• [Source excerpt]:
((
Brazilian Nights is the seventeenth studio album by Kenny G, released on January 27, 2015, his second bossa nova album, following Rhythm & Romance released in 2008, and his first studio album since Heart and Soul (2010).

Background
Kenny G had his inspiration for the album when he was touring and traveling in Brazil, especially in Rio de Janeiro. Explaining this, he said that he loved the Bossa nova genre, the people in Brazil and the nights of dancing and singing. He decided to take the Bossa nova sounds into his new album. The album's deluxe edition also contains 4 live versions of Kenny G's biggest hits, such as "Forever in Love" and "Heart and Soul".

Track listing

Personnel 
 Kenny G – alto saxophone (1, 2, 5, 8), soprano saxophone (3, 10), tenor saxophone (4, 6, 7, 9), arrangements
 Walter Afanasieff – pianos, synthesizers, drum and percussion programming, arrangements, orchestra arrangements
 Sam Hirsh – acoustic piano (5)
))
• [Actions to take]:
a) From the Brazilian Nights article, return word for word the passage between "Track listing" and "acoustic piano (5)", inclusive.
b) According to the Brazilian Nights article, which bossa nova album by Kenny G came before this one?

• [Recorded information]:
((
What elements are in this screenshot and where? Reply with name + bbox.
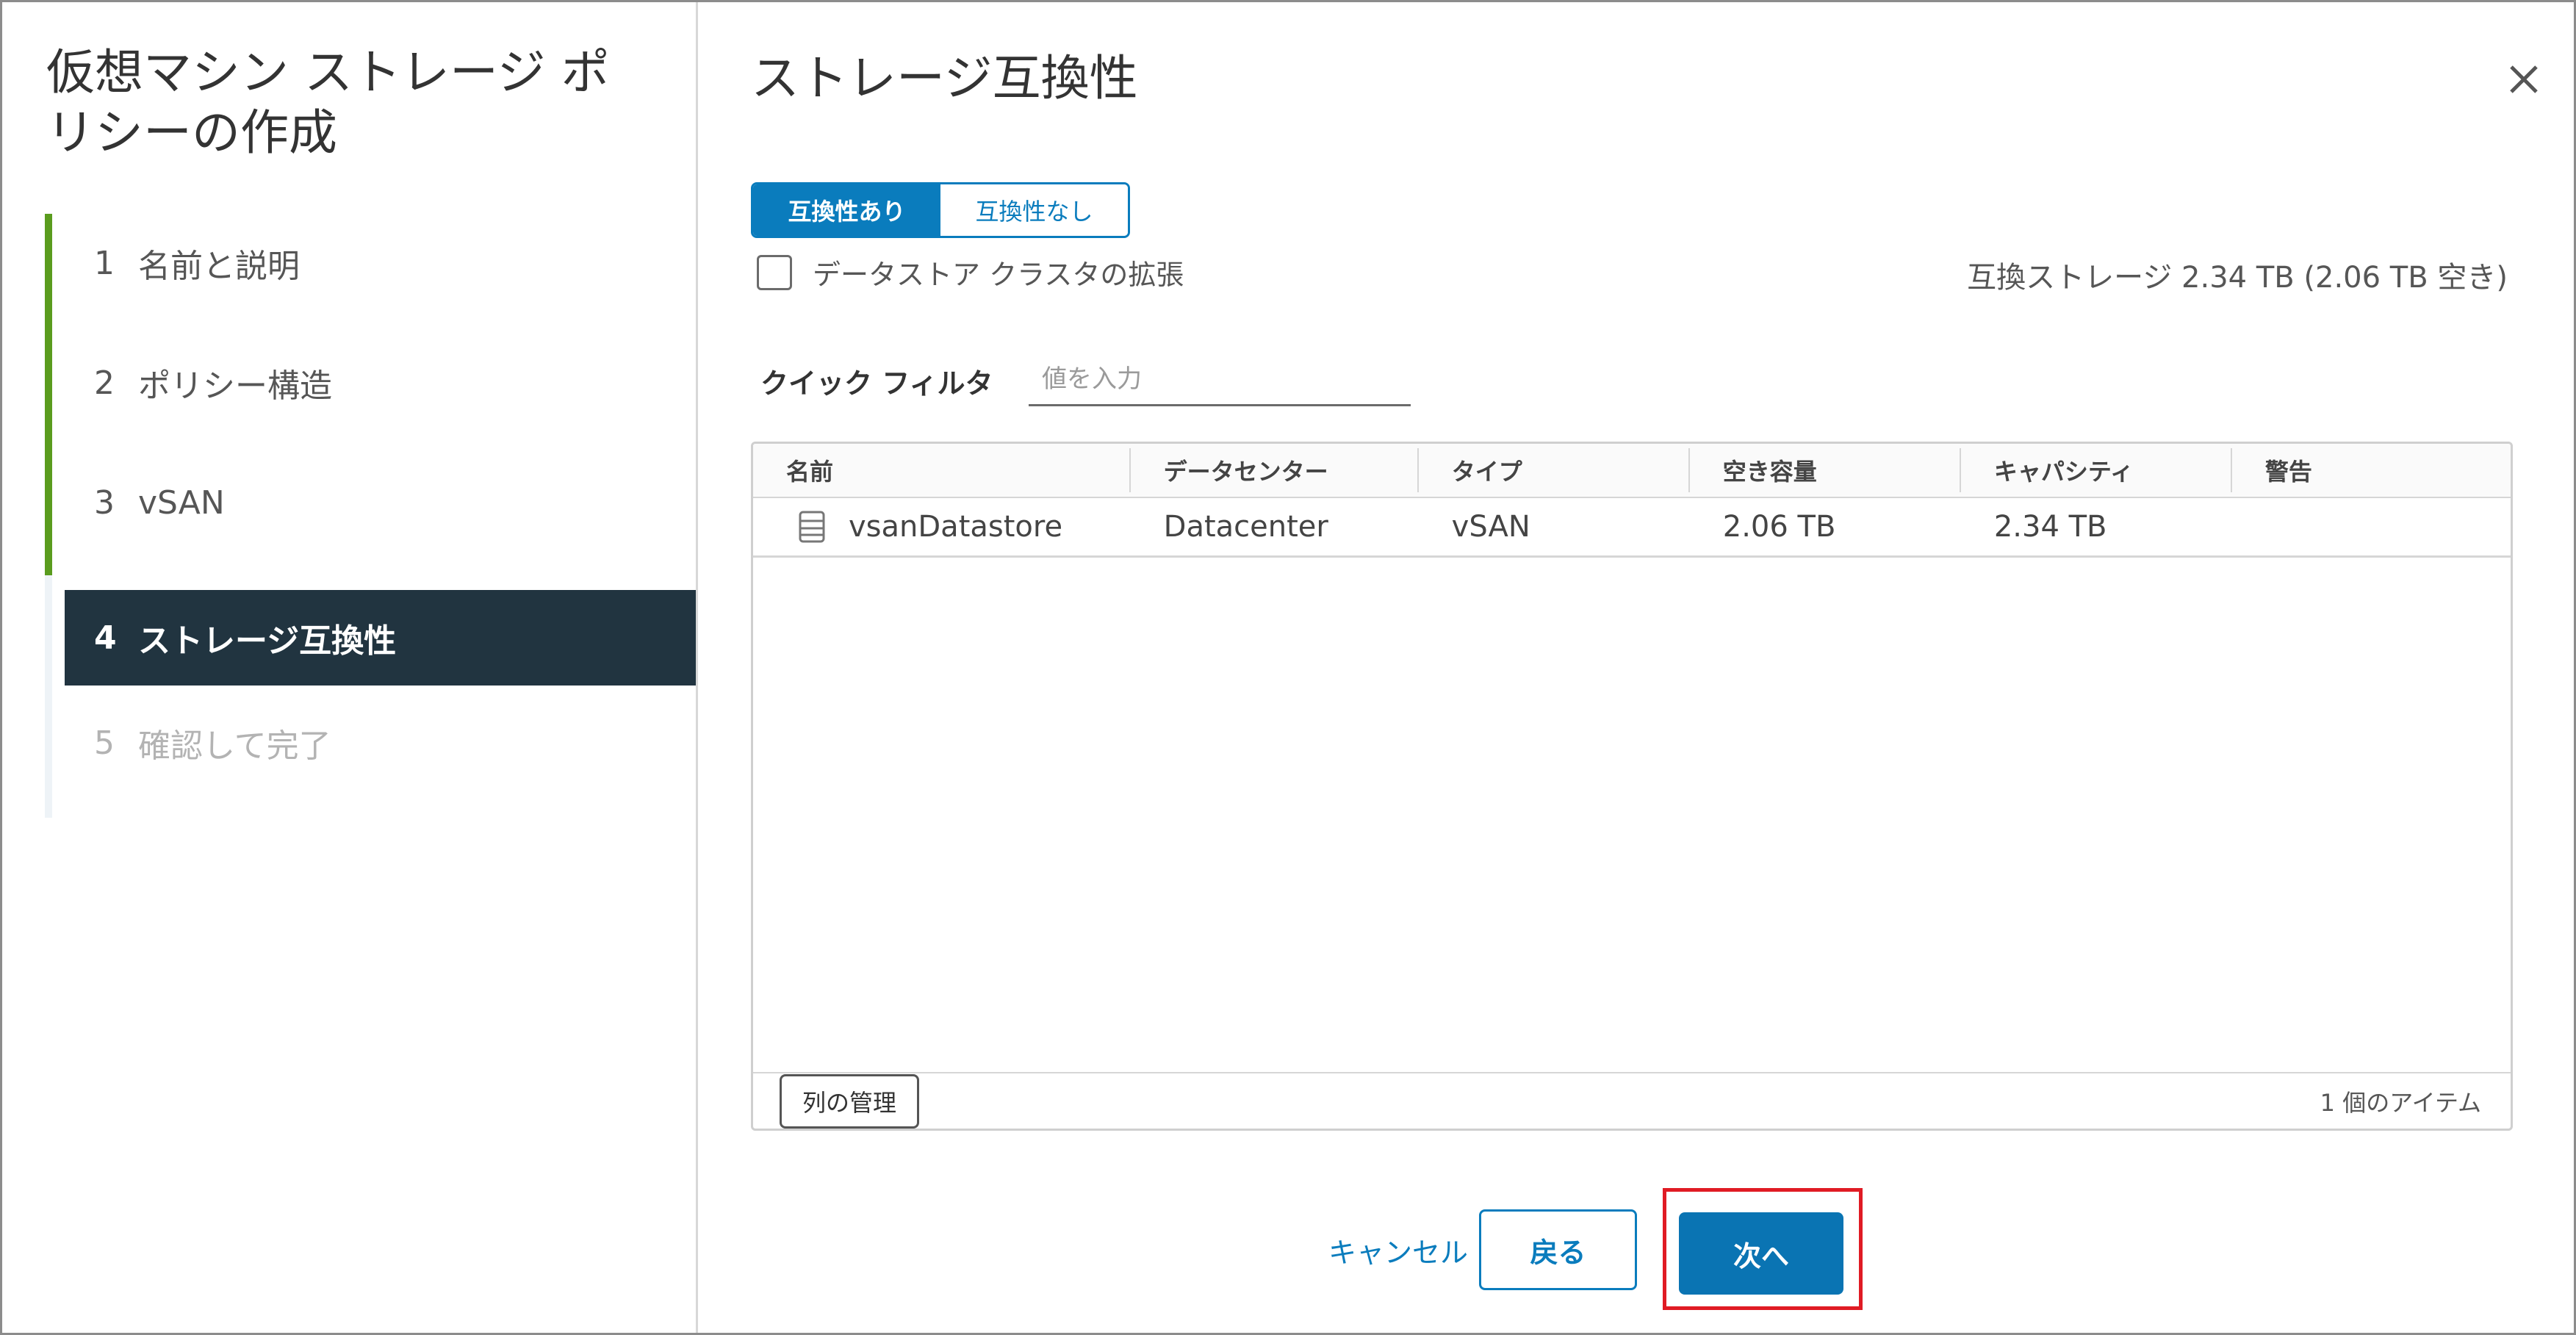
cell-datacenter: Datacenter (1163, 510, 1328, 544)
))
• [Answers below]:
a)
Track listing

Personnel 
 Kenny G – alto saxophone (1, 2, 5, 8), soprano saxophone (3, 10), tenor saxophone (4, 6, 7, 9), arrangements
 Walter Afanasieff – pianos, synthesizers, drum and percussion programming, arrangements, orchestra arrangements
 Sam Hirsh – acoustic piano (5)

b) Rhythm & Romance, released in 2008.